━━━━━ STORED ROWS ━━━━━
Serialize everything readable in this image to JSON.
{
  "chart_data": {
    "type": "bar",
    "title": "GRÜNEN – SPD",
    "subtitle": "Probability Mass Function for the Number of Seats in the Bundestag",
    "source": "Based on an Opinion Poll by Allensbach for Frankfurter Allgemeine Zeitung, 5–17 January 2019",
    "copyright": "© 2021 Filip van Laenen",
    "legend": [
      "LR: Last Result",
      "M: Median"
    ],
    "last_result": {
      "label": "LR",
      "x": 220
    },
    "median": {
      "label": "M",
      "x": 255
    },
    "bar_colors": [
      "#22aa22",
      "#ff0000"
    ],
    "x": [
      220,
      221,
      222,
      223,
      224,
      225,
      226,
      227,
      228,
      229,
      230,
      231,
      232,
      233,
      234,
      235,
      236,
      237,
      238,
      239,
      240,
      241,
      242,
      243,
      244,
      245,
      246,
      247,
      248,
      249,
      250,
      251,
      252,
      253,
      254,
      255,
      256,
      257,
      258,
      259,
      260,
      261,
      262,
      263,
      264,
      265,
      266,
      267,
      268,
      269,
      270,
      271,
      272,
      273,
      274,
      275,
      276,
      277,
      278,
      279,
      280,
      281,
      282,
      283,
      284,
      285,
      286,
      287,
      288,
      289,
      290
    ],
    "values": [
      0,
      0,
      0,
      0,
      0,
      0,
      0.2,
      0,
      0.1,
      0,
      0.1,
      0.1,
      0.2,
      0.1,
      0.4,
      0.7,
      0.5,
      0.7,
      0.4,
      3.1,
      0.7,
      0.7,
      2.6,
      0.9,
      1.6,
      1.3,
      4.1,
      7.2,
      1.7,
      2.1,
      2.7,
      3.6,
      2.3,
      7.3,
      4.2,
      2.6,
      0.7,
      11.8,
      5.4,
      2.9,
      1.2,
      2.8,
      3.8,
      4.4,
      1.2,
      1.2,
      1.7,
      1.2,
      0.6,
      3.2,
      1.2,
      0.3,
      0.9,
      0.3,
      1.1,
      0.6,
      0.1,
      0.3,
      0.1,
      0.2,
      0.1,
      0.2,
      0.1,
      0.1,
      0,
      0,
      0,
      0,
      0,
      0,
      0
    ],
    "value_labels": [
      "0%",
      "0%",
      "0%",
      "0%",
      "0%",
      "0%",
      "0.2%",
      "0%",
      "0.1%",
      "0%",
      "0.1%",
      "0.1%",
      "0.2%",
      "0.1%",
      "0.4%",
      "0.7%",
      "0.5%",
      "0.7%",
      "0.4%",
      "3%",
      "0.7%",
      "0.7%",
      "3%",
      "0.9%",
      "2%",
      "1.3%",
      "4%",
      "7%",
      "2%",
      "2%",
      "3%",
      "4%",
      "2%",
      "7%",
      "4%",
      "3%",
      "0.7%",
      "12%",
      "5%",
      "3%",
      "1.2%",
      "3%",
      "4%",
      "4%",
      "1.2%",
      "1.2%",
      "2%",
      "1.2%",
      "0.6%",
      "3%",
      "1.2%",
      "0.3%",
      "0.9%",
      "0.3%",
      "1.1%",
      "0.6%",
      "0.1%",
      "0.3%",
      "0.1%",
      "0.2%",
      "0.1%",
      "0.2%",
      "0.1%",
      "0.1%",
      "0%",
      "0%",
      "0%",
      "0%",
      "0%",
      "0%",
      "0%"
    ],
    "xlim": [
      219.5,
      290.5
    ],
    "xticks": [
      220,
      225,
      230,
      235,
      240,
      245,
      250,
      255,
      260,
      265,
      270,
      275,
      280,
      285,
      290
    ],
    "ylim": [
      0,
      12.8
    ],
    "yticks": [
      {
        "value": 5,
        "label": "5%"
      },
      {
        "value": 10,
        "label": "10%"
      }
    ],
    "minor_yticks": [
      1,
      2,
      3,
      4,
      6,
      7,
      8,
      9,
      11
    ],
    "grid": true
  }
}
━━━━━
» THE TASK
Return every line of the material exactly.

» COMPLETE ANSWER
Serialize everything readable in this image to JSON.
{
  "chart_data": {
    "type": "bar",
    "title": "GRÜNEN – SPD",
    "subtitle": "Probability Mass Function for the Number of Seats in the Bundestag",
    "source": "Based on an Opinion Poll by Allensbach for Frankfurter Allgemeine Zeitung, 5–17 January 2019",
    "copyright": "© 2021 Filip van Laenen",
    "legend": [
      "LR: Last Result",
      "M: Median"
    ],
    "last_result": {
      "label": "LR",
      "x": 220
    },
    "median": {
      "label": "M",
      "x": 255
    },
    "bar_colors": [
      "#22aa22",
      "#ff0000"
    ],
    "x": [
      220,
      221,
      222,
      223,
      224,
      225,
      226,
      227,
      228,
      229,
      230,
      231,
      232,
      233,
      234,
      235,
      236,
      237,
      238,
      239,
      240,
      241,
      242,
      243,
      244,
      245,
      246,
      247,
      248,
      249,
      250,
      251,
      252,
      253,
      254,
      255,
      256,
      257,
      258,
      259,
      260,
      261,
      262,
      263,
      264,
      265,
      266,
      267,
      268,
      269,
      270,
      271,
      272,
      273,
      274,
      275,
      276,
      277,
      278,
      279,
      280,
      281,
      282,
      283,
      284,
      285,
      286,
      287,
      288,
      289,
      290
    ],
    "values": [
      0,
      0,
      0,
      0,
      0,
      0,
      0.2,
      0,
      0.1,
      0,
      0.1,
      0.1,
      0.2,
      0.1,
      0.4,
      0.7,
      0.5,
      0.7,
      0.4,
      3.1,
      0.7,
      0.7,
      2.6,
      0.9,
      1.6,
      1.3,
      4.1,
      7.2,
      1.7,
      2.1,
      2.7,
      3.6,
      2.3,
      7.3,
      4.2,
      2.6,
      0.7,
      11.8,
      5.4,
      2.9,
      1.2,
      2.8,
      3.8,
      4.4,
      1.2,
      1.2,
      1.7,
      1.2,
      0.6,
      3.2,
      1.2,
      0.3,
      0.9,
      0.3,
      1.1,
      0.6,
      0.1,
      0.3,
      0.1,
      0.2,
      0.1,
      0.2,
      0.1,
      0.1,
      0,
      0,
      0,
      0,
      0,
      0,
      0
    ],
    "value_labels": [
      "0%",
      "0%",
      "0%",
      "0%",
      "0%",
      "0%",
      "0.2%",
      "0%",
      "0.1%",
      "0%",
      "0.1%",
      "0.1%",
      "0.2%",
      "0.1%",
      "0.4%",
      "0.7%",
      "0.5%",
      "0.7%",
      "0.4%",
      "3%",
      "0.7%",
      "0.7%",
      "3%",
      "0.9%",
      "2%",
      "1.3%",
      "4%",
      "7%",
      "2%",
      "2%",
      "3%",
      "4%",
      "2%",
      "7%",
      "4%",
      "3%",
      "0.7%",
      "12%",
      "5%",
      "3%",
      "1.2%",
      "3%",
      "4%",
      "4%",
      "1.2%",
      "1.2%",
      "2%",
      "1.2%",
      "0.6%",
      "3%",
      "1.2%",
      "0.3%",
      "0.9%",
      "0.3%",
      "1.1%",
      "0.6%",
      "0.1%",
      "0.3%",
      "0.1%",
      "0.2%",
      "0.1%",
      "0.2%",
      "0.1%",
      "0.1%",
      "0%",
      "0%",
      "0%",
      "0%",
      "0%",
      "0%",
      "0%"
    ],
    "xlim": [
      219.5,
      290.5
    ],
    "xticks": [
      220,
      225,
      230,
      235,
      240,
      245,
      250,
      255,
      260,
      265,
      270,
      275,
      280,
      285,
      290
    ],
    "ylim": [
      0,
      12.8
    ],
    "yticks": [
      {
        "value": 5,
        "label": "5%"
      },
      {
        "value": 10,
        "label": "10%"
      }
    ],
    "minor_yticks": [
      1,
      2,
      3,
      4,
      6,
      7,
      8,
      9,
      11
    ],
    "grid": true
  }
}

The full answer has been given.